• WHAT THE EXERCISE ASKS: Look through the data below. Show each line where the string "content" occurs.

(Collected data entries)
'''

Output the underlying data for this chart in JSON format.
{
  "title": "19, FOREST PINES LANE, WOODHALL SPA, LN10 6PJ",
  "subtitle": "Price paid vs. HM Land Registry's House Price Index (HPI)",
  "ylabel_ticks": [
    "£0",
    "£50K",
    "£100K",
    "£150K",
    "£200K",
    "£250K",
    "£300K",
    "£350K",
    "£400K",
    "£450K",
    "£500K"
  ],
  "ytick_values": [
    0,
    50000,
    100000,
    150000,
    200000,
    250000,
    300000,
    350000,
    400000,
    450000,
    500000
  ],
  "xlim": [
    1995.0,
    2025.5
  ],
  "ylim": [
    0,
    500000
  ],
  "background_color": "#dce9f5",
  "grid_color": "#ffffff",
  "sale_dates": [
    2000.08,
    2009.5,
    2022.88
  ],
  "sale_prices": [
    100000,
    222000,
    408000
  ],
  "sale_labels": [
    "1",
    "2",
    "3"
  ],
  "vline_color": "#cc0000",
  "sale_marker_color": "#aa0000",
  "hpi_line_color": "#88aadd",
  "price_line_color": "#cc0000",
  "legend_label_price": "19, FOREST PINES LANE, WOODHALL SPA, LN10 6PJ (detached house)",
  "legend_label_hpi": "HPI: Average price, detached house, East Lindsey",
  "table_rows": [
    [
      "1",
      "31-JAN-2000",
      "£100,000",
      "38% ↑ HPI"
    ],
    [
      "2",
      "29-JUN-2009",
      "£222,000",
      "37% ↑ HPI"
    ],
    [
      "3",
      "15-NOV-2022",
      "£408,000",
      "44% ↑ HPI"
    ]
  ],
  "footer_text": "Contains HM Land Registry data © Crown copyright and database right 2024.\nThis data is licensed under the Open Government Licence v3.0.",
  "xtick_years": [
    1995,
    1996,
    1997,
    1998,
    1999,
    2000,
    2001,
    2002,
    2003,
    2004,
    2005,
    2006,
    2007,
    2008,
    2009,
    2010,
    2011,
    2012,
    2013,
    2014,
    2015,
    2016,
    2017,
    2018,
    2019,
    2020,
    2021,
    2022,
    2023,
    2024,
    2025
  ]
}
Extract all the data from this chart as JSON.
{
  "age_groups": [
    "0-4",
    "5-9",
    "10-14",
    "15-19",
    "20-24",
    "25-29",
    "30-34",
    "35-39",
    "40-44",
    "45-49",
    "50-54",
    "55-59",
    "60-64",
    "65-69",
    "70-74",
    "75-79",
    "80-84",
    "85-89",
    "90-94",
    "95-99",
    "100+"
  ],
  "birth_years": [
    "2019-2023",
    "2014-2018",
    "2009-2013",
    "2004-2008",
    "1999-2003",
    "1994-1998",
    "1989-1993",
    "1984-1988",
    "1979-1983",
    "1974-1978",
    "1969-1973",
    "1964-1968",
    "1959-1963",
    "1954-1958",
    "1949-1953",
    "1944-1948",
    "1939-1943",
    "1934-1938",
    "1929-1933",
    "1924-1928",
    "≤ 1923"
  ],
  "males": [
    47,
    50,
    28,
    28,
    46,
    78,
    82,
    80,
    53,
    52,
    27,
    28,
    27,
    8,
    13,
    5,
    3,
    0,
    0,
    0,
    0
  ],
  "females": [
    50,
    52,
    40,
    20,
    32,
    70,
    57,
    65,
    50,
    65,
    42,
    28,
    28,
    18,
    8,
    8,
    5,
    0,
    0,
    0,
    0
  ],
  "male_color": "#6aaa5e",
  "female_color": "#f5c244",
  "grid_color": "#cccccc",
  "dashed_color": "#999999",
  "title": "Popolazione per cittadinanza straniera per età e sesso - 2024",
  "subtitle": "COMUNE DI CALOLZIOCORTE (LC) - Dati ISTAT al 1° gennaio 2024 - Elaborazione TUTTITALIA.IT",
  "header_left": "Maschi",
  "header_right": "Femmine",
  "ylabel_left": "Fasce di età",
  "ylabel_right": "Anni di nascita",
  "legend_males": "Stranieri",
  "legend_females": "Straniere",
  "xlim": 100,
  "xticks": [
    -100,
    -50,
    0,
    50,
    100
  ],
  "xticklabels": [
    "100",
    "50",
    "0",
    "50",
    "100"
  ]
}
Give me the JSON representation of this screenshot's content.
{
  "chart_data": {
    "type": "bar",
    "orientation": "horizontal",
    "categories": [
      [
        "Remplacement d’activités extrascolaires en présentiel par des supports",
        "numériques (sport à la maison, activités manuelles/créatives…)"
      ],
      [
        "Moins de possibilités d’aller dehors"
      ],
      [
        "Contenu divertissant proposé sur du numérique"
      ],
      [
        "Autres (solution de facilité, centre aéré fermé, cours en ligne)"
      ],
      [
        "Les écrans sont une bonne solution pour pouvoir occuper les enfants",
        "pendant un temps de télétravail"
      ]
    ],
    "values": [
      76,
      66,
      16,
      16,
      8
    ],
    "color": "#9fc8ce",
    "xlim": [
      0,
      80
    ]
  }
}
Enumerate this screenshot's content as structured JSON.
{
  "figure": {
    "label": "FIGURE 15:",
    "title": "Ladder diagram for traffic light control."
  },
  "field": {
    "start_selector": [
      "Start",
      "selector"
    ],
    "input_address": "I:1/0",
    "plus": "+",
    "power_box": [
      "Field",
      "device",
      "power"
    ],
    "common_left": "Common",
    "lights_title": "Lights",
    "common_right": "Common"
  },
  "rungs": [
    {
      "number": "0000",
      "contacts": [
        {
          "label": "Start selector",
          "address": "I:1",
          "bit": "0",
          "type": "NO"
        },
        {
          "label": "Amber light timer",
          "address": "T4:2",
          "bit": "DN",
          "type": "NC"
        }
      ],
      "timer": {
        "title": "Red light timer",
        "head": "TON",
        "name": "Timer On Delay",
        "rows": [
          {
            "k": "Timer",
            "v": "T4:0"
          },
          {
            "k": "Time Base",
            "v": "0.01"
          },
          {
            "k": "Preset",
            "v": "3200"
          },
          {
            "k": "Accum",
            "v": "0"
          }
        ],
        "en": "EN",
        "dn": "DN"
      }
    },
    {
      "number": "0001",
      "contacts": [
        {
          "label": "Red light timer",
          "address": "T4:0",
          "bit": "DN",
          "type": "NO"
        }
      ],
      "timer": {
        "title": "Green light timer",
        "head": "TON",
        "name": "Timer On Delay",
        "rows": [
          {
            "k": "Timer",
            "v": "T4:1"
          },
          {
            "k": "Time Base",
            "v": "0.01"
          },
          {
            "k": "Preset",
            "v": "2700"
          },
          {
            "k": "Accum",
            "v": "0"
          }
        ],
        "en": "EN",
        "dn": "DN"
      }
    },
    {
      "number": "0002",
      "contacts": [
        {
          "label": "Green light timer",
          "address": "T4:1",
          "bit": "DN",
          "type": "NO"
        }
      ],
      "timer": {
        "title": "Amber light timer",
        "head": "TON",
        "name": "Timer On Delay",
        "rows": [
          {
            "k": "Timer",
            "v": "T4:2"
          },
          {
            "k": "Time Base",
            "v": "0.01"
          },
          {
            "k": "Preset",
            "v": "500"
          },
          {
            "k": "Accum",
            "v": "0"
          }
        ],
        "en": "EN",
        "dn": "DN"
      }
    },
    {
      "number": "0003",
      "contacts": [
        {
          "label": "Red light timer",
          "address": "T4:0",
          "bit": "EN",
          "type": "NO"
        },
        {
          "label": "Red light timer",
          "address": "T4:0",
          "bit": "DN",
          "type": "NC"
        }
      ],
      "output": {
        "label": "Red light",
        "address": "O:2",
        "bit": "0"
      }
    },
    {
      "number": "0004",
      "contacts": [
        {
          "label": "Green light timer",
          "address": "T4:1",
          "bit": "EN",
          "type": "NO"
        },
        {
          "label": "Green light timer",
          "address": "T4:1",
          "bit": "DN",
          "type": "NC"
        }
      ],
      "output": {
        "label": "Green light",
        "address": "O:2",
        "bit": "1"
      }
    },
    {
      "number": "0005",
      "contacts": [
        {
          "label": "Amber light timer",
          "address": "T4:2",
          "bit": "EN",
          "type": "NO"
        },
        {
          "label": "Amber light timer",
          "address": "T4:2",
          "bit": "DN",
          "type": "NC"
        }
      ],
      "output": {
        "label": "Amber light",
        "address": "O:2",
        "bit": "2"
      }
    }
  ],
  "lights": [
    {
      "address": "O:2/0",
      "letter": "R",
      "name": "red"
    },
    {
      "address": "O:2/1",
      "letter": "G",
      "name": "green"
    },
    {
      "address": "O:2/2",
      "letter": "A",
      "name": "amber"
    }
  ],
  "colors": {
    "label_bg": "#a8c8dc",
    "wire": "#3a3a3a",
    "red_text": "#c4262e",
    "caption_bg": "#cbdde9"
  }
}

'''

• SOLVED PROBLEM:
Give me the JSON representation of this screenshot's content.
Enumerate this screenshot's content as structured JSON.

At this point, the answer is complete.